Reproduce, word for word, the stretch of the awk question post that starts at the words "I have a problem." and stops after "users and stuff.".

▸ Extract provided
......

Bash – awk: Blank line with date

awkbash

I use the following code to write the online users' process numbers and the date they were checked:

w | tail -n +3 | awk ' 
        { "date +%H:%M:%S" | getline tim}
        {if ($1 != "")
                { if (usr != $1)  {printf("%s\t%d\t%s\n",usr, num, tim);
                                usr = $1; 
                                num = 1 }
                else {num++}   
                }
        }
        END{ 
        if ($1 != "") if (num !=0) printf("%s\t%d\t%s\n",usr, num, tim);}
' > test2
echo

I have a problem. After I run the script, it gives me one line + for the first analyse, where it gives me a blank for usr, 1 for process num and the date, after which it gives me the actual users and stuff.

......

▸ Extracted information
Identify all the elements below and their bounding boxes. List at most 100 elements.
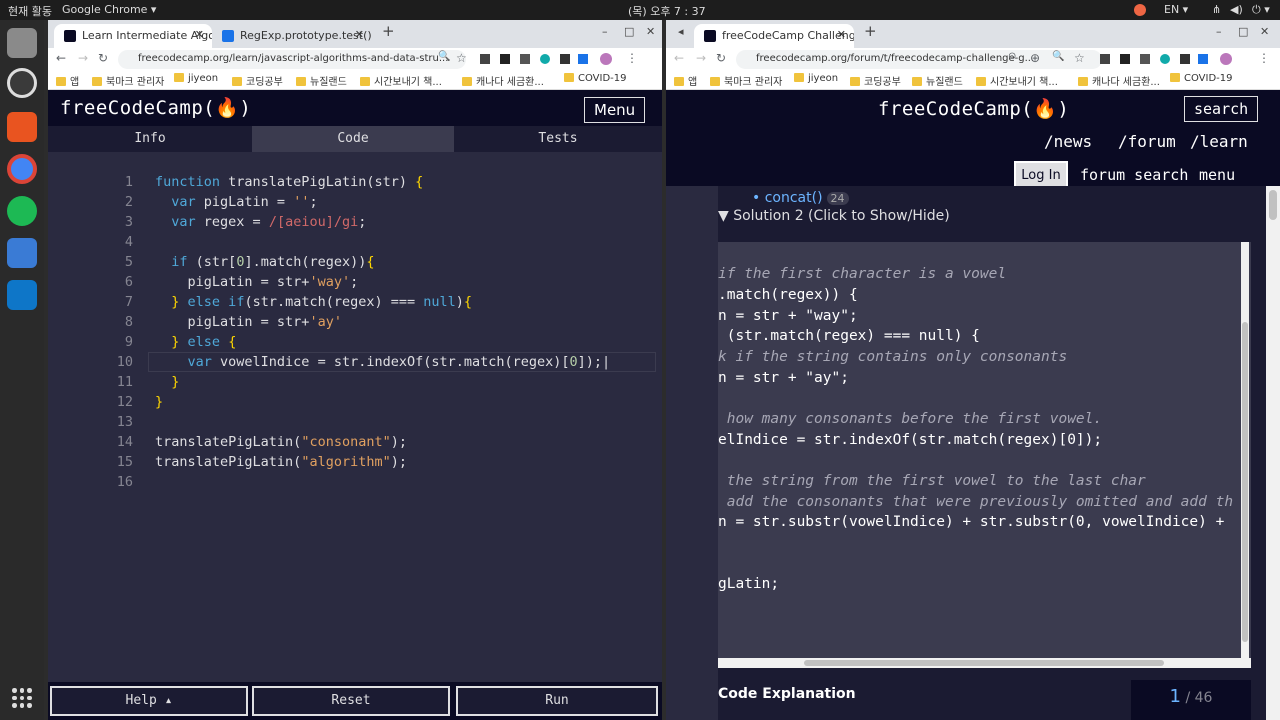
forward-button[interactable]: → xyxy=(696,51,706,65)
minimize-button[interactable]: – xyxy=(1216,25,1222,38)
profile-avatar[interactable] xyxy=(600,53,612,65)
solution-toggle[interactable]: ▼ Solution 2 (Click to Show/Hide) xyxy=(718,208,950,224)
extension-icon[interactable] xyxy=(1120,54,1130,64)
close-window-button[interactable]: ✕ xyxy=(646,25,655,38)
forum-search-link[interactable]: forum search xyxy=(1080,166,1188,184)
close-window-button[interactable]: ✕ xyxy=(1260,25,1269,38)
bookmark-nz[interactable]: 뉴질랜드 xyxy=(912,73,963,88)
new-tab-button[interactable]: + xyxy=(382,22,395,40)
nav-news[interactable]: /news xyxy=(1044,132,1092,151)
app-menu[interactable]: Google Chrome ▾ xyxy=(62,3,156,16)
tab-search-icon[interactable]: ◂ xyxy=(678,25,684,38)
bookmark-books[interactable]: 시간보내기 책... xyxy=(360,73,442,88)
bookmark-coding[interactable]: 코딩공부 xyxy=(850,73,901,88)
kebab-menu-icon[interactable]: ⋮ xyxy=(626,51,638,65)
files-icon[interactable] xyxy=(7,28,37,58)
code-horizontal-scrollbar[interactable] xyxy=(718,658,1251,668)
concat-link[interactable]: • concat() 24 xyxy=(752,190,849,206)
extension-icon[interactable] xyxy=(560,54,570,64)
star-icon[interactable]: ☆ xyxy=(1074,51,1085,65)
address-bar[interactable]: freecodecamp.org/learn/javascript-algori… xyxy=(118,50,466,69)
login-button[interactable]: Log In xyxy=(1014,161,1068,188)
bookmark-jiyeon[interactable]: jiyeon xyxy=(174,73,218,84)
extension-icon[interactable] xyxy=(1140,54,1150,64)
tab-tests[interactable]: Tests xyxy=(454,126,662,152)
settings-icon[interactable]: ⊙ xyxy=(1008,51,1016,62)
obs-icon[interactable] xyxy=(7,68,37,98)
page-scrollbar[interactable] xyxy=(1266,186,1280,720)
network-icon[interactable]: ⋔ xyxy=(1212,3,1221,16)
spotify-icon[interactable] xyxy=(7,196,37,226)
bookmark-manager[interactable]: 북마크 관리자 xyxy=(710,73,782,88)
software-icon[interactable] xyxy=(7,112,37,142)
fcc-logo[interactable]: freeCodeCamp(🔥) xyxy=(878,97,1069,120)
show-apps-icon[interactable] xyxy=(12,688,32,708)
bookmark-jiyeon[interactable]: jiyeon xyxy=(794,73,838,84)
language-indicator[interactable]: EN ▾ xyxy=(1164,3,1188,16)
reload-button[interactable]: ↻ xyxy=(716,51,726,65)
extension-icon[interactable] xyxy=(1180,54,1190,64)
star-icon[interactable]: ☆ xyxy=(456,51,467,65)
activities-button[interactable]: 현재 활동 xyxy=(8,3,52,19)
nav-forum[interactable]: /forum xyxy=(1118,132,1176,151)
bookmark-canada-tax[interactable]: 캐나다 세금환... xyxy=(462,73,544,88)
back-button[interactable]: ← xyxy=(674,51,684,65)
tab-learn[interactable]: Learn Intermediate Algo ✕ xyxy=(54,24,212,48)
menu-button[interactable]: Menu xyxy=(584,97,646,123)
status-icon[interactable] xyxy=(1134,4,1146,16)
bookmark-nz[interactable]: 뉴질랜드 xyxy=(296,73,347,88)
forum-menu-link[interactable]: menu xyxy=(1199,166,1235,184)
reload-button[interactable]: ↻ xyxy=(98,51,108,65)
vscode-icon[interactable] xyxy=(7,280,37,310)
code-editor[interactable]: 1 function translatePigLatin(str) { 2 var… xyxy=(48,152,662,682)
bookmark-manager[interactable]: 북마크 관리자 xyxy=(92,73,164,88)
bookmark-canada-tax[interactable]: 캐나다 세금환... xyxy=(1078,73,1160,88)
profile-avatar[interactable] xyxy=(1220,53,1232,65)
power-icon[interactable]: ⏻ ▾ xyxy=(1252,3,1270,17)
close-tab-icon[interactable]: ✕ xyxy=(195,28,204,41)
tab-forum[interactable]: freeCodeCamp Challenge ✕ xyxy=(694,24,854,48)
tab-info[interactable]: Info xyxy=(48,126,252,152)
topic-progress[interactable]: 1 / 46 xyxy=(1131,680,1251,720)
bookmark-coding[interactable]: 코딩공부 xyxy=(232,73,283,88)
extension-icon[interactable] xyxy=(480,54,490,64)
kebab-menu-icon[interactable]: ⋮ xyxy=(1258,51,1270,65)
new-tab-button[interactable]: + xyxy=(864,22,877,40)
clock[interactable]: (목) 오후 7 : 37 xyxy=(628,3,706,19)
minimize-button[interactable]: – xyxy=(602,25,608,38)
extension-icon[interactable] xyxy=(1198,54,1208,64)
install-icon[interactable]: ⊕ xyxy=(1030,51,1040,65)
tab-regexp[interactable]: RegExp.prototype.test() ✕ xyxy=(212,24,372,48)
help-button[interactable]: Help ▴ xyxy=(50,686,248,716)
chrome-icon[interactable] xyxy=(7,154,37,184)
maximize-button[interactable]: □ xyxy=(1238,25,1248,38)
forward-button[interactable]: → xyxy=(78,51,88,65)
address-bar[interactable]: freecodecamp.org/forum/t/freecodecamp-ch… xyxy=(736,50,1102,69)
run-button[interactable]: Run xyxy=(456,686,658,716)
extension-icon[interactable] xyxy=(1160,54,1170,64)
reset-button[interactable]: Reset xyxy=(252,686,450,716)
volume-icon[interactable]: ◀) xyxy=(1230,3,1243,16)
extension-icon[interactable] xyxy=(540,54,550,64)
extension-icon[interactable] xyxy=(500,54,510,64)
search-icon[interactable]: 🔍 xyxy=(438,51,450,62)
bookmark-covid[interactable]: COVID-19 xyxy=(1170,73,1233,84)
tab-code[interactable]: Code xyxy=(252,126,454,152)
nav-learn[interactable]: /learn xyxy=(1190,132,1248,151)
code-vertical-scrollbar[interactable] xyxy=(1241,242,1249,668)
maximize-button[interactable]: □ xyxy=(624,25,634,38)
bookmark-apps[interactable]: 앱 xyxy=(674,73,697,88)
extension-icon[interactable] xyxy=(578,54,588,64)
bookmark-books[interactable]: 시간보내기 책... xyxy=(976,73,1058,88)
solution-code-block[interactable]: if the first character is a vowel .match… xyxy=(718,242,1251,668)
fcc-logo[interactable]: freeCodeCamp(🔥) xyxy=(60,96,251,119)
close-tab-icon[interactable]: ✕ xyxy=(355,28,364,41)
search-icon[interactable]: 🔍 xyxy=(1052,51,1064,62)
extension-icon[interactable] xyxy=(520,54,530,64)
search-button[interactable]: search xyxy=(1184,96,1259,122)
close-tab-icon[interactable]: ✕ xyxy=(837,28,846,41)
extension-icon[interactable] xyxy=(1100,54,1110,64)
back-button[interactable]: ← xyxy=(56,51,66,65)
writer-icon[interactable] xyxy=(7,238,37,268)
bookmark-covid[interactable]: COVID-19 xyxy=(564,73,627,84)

......

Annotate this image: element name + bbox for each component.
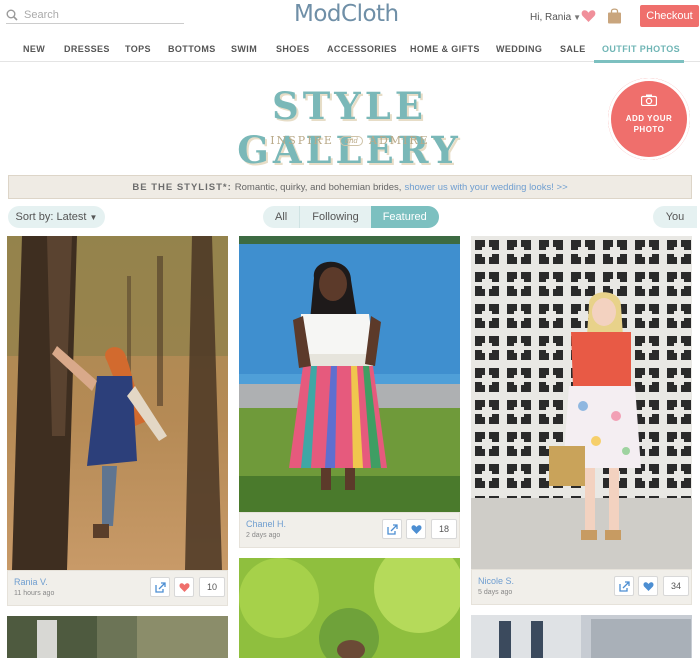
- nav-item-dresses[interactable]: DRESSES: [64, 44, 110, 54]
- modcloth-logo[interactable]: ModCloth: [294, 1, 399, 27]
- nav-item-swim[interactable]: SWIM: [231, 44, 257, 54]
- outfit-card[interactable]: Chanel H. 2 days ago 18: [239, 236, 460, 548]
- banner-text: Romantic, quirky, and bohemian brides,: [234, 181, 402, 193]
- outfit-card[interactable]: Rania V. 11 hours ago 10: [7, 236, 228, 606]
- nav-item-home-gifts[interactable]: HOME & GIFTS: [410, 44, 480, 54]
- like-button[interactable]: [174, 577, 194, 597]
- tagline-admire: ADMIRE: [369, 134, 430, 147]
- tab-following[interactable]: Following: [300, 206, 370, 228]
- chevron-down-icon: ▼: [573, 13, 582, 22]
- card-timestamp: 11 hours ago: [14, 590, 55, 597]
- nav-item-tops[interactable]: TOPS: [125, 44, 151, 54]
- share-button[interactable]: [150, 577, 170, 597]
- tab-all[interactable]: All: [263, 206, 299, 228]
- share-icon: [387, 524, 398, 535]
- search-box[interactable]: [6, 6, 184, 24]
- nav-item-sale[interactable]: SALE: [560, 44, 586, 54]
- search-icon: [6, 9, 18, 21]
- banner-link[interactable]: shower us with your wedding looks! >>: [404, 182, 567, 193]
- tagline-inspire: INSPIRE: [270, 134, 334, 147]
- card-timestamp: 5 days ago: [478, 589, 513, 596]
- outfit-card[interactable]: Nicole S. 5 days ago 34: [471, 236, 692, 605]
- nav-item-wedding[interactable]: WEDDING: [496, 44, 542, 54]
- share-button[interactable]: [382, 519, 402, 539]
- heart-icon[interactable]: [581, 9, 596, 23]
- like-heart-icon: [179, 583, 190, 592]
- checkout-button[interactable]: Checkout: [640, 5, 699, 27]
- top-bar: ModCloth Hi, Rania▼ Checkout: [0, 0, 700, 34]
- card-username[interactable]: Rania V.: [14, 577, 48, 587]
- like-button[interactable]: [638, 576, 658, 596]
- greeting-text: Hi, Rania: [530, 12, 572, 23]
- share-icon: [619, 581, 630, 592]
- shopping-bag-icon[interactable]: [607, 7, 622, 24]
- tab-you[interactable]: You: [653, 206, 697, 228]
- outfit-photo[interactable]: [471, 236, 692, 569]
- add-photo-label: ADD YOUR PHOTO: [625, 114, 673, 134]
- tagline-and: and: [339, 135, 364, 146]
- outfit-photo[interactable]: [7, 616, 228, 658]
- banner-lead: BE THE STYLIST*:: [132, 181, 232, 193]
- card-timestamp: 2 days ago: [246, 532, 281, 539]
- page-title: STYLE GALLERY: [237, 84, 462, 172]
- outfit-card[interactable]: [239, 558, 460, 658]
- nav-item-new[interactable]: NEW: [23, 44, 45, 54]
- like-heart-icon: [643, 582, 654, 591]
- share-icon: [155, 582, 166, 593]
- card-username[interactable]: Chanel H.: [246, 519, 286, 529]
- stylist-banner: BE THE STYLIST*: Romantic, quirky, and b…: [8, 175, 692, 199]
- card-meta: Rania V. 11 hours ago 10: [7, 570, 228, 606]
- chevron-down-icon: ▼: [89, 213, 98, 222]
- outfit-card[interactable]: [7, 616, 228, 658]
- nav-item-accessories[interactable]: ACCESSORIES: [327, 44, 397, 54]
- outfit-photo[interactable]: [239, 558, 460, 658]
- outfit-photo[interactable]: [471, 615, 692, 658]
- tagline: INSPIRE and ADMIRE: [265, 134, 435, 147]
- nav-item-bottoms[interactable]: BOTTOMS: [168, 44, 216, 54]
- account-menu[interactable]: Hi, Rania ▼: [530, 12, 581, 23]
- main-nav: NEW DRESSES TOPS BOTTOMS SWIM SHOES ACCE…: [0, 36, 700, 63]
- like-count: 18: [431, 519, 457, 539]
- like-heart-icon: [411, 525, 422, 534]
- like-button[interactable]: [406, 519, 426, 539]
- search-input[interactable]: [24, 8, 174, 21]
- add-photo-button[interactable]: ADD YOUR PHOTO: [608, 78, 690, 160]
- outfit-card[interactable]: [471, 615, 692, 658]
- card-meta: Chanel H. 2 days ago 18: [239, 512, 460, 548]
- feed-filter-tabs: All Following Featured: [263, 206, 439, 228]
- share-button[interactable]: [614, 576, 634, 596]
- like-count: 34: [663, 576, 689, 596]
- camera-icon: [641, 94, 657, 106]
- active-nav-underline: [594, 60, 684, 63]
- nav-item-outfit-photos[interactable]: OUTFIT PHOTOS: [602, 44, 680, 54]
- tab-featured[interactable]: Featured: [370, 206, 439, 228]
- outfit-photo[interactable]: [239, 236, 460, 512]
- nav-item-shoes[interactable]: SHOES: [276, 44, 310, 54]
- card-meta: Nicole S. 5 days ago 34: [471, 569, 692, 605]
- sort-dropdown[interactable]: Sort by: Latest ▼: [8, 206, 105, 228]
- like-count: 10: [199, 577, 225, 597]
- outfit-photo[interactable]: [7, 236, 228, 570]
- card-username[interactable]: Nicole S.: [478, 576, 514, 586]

......

▸ Answer to the task
I have a problem. After I run the script, it gives me one line + for the first analyse, where it gives me a blank for usr, 1 for process num and the date, after which it gives me the actual users and stuff.